--- Supplied information Enclosed Below ---

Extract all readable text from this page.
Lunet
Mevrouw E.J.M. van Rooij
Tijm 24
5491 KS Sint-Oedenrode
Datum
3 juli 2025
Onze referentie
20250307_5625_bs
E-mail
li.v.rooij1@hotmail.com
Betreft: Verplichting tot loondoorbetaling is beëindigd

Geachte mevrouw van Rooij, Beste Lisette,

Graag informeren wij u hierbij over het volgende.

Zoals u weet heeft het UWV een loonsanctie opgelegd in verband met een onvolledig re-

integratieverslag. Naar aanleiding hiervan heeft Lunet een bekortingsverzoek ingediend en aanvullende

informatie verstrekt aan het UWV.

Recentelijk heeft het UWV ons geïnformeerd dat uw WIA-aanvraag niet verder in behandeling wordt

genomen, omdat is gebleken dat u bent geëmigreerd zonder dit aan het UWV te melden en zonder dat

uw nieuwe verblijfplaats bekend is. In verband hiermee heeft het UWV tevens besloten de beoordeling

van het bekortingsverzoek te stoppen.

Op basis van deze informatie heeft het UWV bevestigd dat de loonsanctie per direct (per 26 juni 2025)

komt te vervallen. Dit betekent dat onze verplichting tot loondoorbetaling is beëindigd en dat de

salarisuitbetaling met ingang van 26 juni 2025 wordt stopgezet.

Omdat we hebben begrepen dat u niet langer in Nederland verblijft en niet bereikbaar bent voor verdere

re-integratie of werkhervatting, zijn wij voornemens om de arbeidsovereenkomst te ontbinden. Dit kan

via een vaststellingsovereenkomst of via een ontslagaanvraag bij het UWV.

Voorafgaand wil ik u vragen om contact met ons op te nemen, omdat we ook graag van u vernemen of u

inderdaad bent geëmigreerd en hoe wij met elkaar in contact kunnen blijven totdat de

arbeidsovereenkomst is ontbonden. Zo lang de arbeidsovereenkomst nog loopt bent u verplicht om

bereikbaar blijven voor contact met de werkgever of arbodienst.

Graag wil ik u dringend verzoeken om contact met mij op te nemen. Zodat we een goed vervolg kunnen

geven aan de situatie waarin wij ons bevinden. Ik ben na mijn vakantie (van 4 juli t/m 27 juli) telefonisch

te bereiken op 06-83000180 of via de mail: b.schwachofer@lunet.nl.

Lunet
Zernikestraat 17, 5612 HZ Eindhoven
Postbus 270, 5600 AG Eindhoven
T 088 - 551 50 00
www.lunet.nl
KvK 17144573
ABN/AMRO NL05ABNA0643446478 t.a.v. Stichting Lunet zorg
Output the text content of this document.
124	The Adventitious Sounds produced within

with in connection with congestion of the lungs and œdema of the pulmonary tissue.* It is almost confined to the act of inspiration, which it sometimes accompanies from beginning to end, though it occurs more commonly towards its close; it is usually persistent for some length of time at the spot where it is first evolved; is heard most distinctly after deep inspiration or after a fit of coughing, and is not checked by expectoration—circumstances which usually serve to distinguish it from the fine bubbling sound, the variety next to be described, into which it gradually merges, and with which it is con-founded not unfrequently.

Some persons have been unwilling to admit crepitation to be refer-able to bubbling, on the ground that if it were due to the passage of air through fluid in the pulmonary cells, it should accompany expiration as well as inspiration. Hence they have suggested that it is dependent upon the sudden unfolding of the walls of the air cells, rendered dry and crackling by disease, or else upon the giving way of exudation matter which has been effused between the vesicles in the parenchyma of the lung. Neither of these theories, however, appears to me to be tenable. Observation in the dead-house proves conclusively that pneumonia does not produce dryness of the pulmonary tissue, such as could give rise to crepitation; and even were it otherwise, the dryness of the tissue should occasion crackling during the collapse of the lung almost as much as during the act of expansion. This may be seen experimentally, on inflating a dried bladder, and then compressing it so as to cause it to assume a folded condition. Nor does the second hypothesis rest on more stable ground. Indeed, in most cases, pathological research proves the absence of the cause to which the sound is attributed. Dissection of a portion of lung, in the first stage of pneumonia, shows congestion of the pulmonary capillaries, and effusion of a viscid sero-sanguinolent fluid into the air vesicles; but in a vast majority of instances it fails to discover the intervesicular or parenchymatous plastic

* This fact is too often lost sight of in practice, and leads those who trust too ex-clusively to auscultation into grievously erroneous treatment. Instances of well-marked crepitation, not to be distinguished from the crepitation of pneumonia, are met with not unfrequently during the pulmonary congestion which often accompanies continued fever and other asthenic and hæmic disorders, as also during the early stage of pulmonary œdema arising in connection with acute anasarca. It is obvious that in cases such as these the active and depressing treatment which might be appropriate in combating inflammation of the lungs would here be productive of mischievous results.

--- End of Enclosed Supplied information ---

◆ **Exercise prompt**
Answer with a single number, the count of lines above that contain "verband".

◆ **Task answer**
2